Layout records
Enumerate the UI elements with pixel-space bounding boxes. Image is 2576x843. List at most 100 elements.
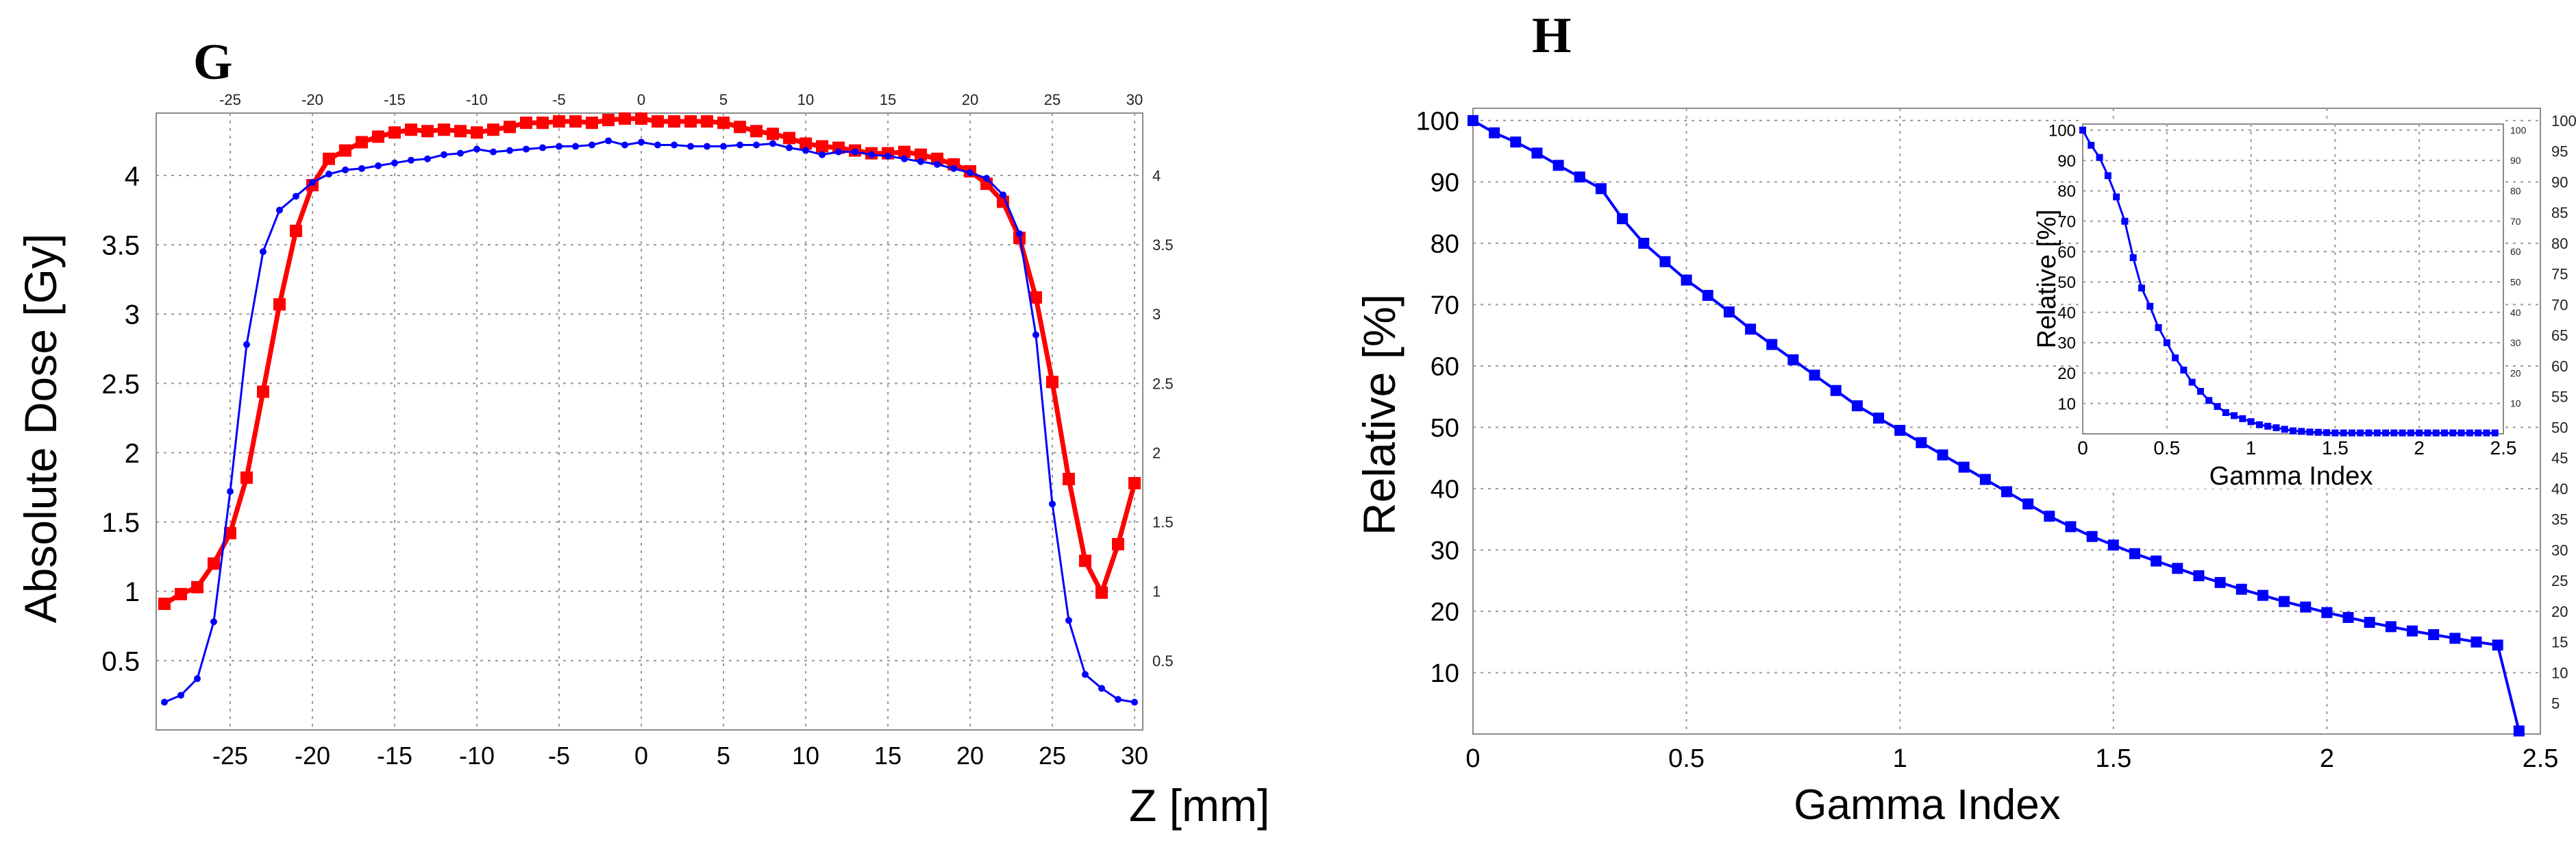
chart-h-inset-y-tick: 100	[2048, 122, 2076, 140]
chart-g-data-point	[1115, 696, 1122, 703]
chart-g-data-point	[342, 166, 349, 173]
chart-h-inset-data-point	[2121, 217, 2129, 225]
chart-g-y-tick: 1	[125, 577, 140, 607]
chart-g-x-tick: 0	[634, 742, 648, 770]
chart-h-inset-y-tick: 60	[2057, 243, 2076, 262]
chart-h-inset-y-tick: 40	[2057, 304, 2076, 322]
chart-h-y-tick: 40	[1431, 476, 1459, 504]
chart-h-y-right-tick: 60	[2551, 358, 2568, 375]
chart-g-y-right-tick: 1	[1152, 583, 1161, 600]
chart-h-inset-y-right-tick: 30	[2510, 337, 2521, 348]
chart-h-inset-data-point	[2272, 424, 2280, 432]
chart-h-data-point	[1958, 461, 1970, 473]
chart-g-data-point	[605, 137, 612, 145]
panel-label-g: G	[193, 34, 233, 90]
chart-g-data-point	[227, 488, 234, 496]
chart-h-inset-y-right-ticks: 10 20 30 40 50 60 70 80 90 100	[2510, 125, 2527, 409]
chart-g-data-point	[421, 125, 434, 138]
chart-h-inset-data-point	[2399, 429, 2406, 437]
chart-h-x-tick: 2.5	[2523, 744, 2559, 773]
chart-h-inset: 0 0.5 1 1.5 2 2.5 10 20 30 40 50 60 70 80 90 100 10 20 3…	[2033, 120, 2527, 491]
chart-h-inset-y-tick: 30	[2057, 334, 2076, 353]
chart-g-data-point	[950, 164, 957, 172]
chart-h-data-point	[1979, 474, 1991, 485]
chart-h-series	[1467, 114, 2525, 737]
chart-g-y-tick: 3.5	[101, 231, 140, 261]
chart-g-data-point	[668, 115, 680, 128]
chart-h-data-point	[1723, 306, 1735, 318]
chart-h-inset-data-point	[2491, 429, 2499, 437]
chart-g-data-point	[539, 144, 546, 151]
chart-g-data-point	[586, 117, 598, 130]
chart-g-x-top-tick: 20	[962, 91, 978, 108]
chart-g-y-ticks: 0.5 1 1.5 2 2.5 3 3.5 4	[101, 161, 140, 676]
chart-g-x-tick: -25	[212, 742, 248, 770]
chart-g-data-point	[769, 140, 776, 147]
chart-g-data-point	[800, 137, 812, 150]
chart-g-data-point	[490, 148, 497, 156]
chart-h-data-point	[2001, 486, 2012, 498]
chart-h-data-point	[2065, 521, 2077, 533]
chart-h-inset-data-point	[2196, 387, 2204, 395]
chart-h-y-right-tick: 70	[2551, 296, 2568, 313]
chart-g-x-ticks: -25 -20 -15 -10 -5 0 5 10 15 20 25 30	[212, 742, 1148, 770]
chart-g-data-point	[934, 160, 941, 168]
chart-g-x-tick: 5	[717, 742, 730, 770]
chart-g-data-point	[717, 117, 730, 130]
chart-g-data-point	[654, 141, 661, 149]
chart-h-inset-data-point	[2314, 428, 2322, 436]
chart-g-y-tick: 3	[125, 300, 140, 330]
chart-h-inset-data-point	[2298, 428, 2305, 435]
chart-h-y-right-tick: 5	[2551, 695, 2560, 712]
chart-g-x-tick: -15	[377, 742, 412, 770]
chart-h-data-point	[1830, 384, 1842, 396]
chart-h-y-right-tick: 100	[2551, 112, 2576, 130]
chart-h-inset-y-right-tick: 50	[2510, 276, 2521, 287]
chart-g-data-point	[191, 581, 203, 594]
chart-h-data-point	[2022, 498, 2034, 510]
chart-h-inset-data-point	[2432, 429, 2440, 437]
chart-g-data-point	[1128, 477, 1141, 489]
chart-g-x-top-tick: 5	[719, 91, 728, 108]
chart-h-inset-x-tick: 2	[2414, 437, 2425, 459]
chart-h-inset-data-point	[2129, 254, 2137, 261]
chart-h-data-point	[2300, 601, 2312, 613]
chart-h-y-tick: 20	[1431, 598, 1459, 627]
chart-g-data-point	[997, 195, 1009, 208]
chart-g-x-top-tick: -10	[466, 91, 488, 108]
chart-h-inset-data-point	[2096, 154, 2103, 161]
chart-g-y-tick: 2	[125, 439, 140, 469]
chart-h-data-point	[1489, 127, 1500, 138]
chart-h-inset-data-point	[2113, 193, 2120, 201]
chart-g-data-point	[619, 112, 631, 125]
chart-g-ylabel: Absolute Dose [Gy]	[15, 234, 66, 624]
chart-h-data-point	[2428, 628, 2440, 640]
chart-g-data-point	[750, 125, 763, 138]
chart-h-inset-data-point	[2247, 418, 2255, 426]
chart-g-x-tick: 20	[956, 742, 984, 770]
chart-g-data-point	[257, 385, 269, 398]
chart-h-inset-data-point	[2373, 429, 2381, 437]
chart-h-inset-data-point	[2331, 429, 2339, 437]
chart-h-y-right-tick: 90	[2551, 173, 2568, 191]
chart-g-data-point	[1131, 698, 1138, 706]
chart-h-inset-y-right-tick: 80	[2510, 186, 2521, 197]
chart-g-y-tick: 4	[125, 161, 140, 191]
chart-h-inset-data-point	[2483, 429, 2490, 437]
chart-h-y-right-tick: 45	[2551, 450, 2568, 467]
chart-h-inset-data-point	[2416, 429, 2423, 437]
chart-h-inset-data-point	[2163, 339, 2170, 347]
chart-h-inset-y-tick: 90	[2057, 152, 2076, 171]
chart-g-data-point	[1079, 554, 1091, 567]
chart-g-data-point	[471, 126, 483, 139]
chart-g-data-point	[506, 147, 513, 154]
chart-h-data-point	[1595, 183, 1607, 195]
chart-g-data-point	[1030, 291, 1042, 304]
chart-h-data-point	[1659, 256, 1671, 267]
chart-h-inset-data-point	[2365, 429, 2373, 437]
chart-g-data-point	[520, 117, 532, 130]
chart-g-data-point	[736, 141, 743, 149]
chart-g-data-point	[1049, 500, 1056, 508]
chart-g-data-point	[684, 115, 697, 128]
chart-h-inset-x-tick: 2.5	[2490, 437, 2517, 459]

Task brief. Give back every line of the material above without changing anything, and leave the pictures out.

Expected answer.
Enumerate the UI elements with pixel-space bounding boxes. Image is 2576x843. List at most 100 elements.
chart-h-inset-y-tick: 100	[2048, 122, 2076, 140]
chart-g-data-point	[1115, 696, 1122, 703]
chart-g-data-point	[342, 166, 349, 173]
chart-h-inset-data-point	[2121, 217, 2129, 225]
chart-g-y-tick: 1	[125, 577, 140, 607]
chart-g-x-tick: 0	[634, 742, 648, 770]
chart-h-inset-y-tick: 60	[2057, 243, 2076, 262]
chart-h-inset-y-tick: 40	[2057, 304, 2076, 322]
chart-h-y-tick: 40	[1431, 476, 1459, 504]
chart-h-y-right-tick: 60	[2551, 358, 2568, 375]
chart-g-y-right-tick: 1	[1152, 583, 1161, 600]
chart-h-inset-y-right-tick: 30	[2510, 337, 2521, 348]
chart-h-inset-data-point	[2272, 424, 2280, 432]
chart-h-data-point	[1958, 461, 1970, 473]
chart-g-data-point	[605, 137, 612, 145]
panel-label-g: G	[193, 34, 233, 90]
chart-g-data-point	[227, 488, 234, 496]
chart-h-inset-y-right-ticks: 10 20 30 40 50 60 70 80 90 100	[2510, 125, 2527, 409]
chart-g-data-point	[421, 125, 434, 138]
chart-h-inset-data-point	[2399, 429, 2406, 437]
chart-h-x-tick: 2.5	[2523, 744, 2559, 773]
chart-h-inset: 0 0.5 1 1.5 2 2.5 10 20 30 40 50 60 70 80 90 100 10 20 3…	[2033, 120, 2527, 491]
chart-h-inset-y-tick: 30	[2057, 334, 2076, 353]
chart-g-data-point	[950, 164, 957, 172]
chart-h-data-point	[1979, 474, 1991, 485]
chart-h-series	[1467, 114, 2525, 737]
chart-g-y-tick: 3.5	[101, 231, 140, 261]
chart-g-data-point	[668, 115, 680, 128]
chart-h-data-point	[1723, 306, 1735, 318]
chart-h-inset-data-point	[2491, 429, 2499, 437]
chart-g-data-point	[539, 144, 546, 151]
chart-g-data-point	[586, 117, 598, 130]
chart-g-x-top-tick: 20	[962, 91, 978, 108]
chart-g-y-ticks: 0.5 1 1.5 2 2.5 3 3.5 4	[101, 161, 140, 676]
chart-g-x-tick: -25	[212, 742, 248, 770]
chart-g-data-point	[769, 140, 776, 147]
chart-g-data-point	[800, 137, 812, 150]
chart-g-data-point	[490, 148, 497, 156]
chart-h-data-point	[2001, 486, 2012, 498]
chart-h-data-point	[2065, 521, 2077, 533]
chart-h-inset-data-point	[2196, 387, 2204, 395]
chart-h-y-right-tick: 70	[2551, 296, 2568, 313]
chart-g-x-ticks: -25 -20 -15 -10 -5 0 5 10 15 20 25 30	[212, 742, 1148, 770]
chart-g-data-point	[934, 160, 941, 168]
chart-g-x-tick: 5	[717, 742, 730, 770]
chart-g-data-point	[717, 117, 730, 130]
chart-g-data-point	[654, 141, 661, 149]
chart-h-inset-data-point	[2314, 428, 2322, 436]
chart-g-y-tick: 3	[125, 300, 140, 330]
chart-h-inset-data-point	[2298, 428, 2305, 435]
chart-h-y-right-tick: 5	[2551, 695, 2560, 712]
chart-g-x-tick: -15	[377, 742, 412, 770]
chart-h-data-point	[1830, 384, 1842, 396]
chart-h-y-right-tick: 100	[2551, 112, 2576, 130]
chart-h-inset-y-right-tick: 50	[2510, 276, 2521, 287]
chart-g-data-point	[191, 581, 203, 594]
chart-h-data-point	[2022, 498, 2034, 510]
chart-h-inset-data-point	[2432, 429, 2440, 437]
chart-g-data-point	[1128, 477, 1141, 489]
chart-g-x-top-tick: 5	[719, 91, 728, 108]
chart-h-inset-x-tick: 2	[2414, 437, 2425, 459]
chart-h-inset-data-point	[2129, 254, 2137, 261]
chart-h-data-point	[2300, 601, 2312, 613]
chart-h-y-tick: 20	[1431, 598, 1459, 627]
chart-g-data-point	[997, 195, 1009, 208]
chart-g-x-top-tick: -10	[466, 91, 488, 108]
chart-h-inset-data-point	[2096, 154, 2103, 161]
chart-g-y-tick: 2	[125, 439, 140, 469]
chart-h-data-point	[1489, 127, 1500, 138]
chart-h-inset-data-point	[2113, 193, 2120, 201]
chart-g-data-point	[619, 112, 631, 125]
chart-g-ylabel: Absolute Dose [Gy]	[15, 234, 66, 624]
chart-h-data-point	[2428, 628, 2440, 640]
chart-g-data-point	[750, 125, 763, 138]
chart-h-inset-data-point	[2247, 418, 2255, 426]
chart-g-x-tick: 20	[956, 742, 984, 770]
chart-g-data-point	[257, 385, 269, 398]
chart-h-inset-data-point	[2373, 429, 2381, 437]
chart-h-inset-data-point	[2331, 429, 2339, 437]
chart-h-y-right-tick: 90	[2551, 173, 2568, 191]
chart-g-data-point	[1131, 698, 1138, 706]
chart-h-inset-y-right-tick: 80	[2510, 186, 2521, 197]
chart-g-y-tick: 4	[125, 161, 140, 191]
chart-h-inset-data-point	[2483, 429, 2490, 437]
chart-h-y-right-tick: 45	[2551, 450, 2568, 467]
chart-h-inset-data-point	[2416, 429, 2423, 437]
chart-h-inset-data-point	[2163, 339, 2170, 347]
chart-h-inset-y-tick: 90	[2057, 152, 2076, 171]
chart-g-data-point	[1079, 554, 1091, 567]
chart-g-data-point	[471, 126, 483, 139]
chart-g-data-point	[506, 147, 513, 154]
chart-h-data-point	[1595, 183, 1607, 195]
chart-g-data-point	[1030, 291, 1042, 304]
chart-h-data-point	[1659, 256, 1671, 267]
chart-h-inset-data-point	[2365, 429, 2373, 437]
chart-g-data-point	[520, 117, 532, 130]
chart-g-data-point	[736, 141, 743, 149]
chart-g-data-point	[1049, 500, 1056, 508]
chart-g-data-point	[684, 115, 697, 128]
chart-h-inset-x-tick: 2.5	[2490, 437, 2517, 459]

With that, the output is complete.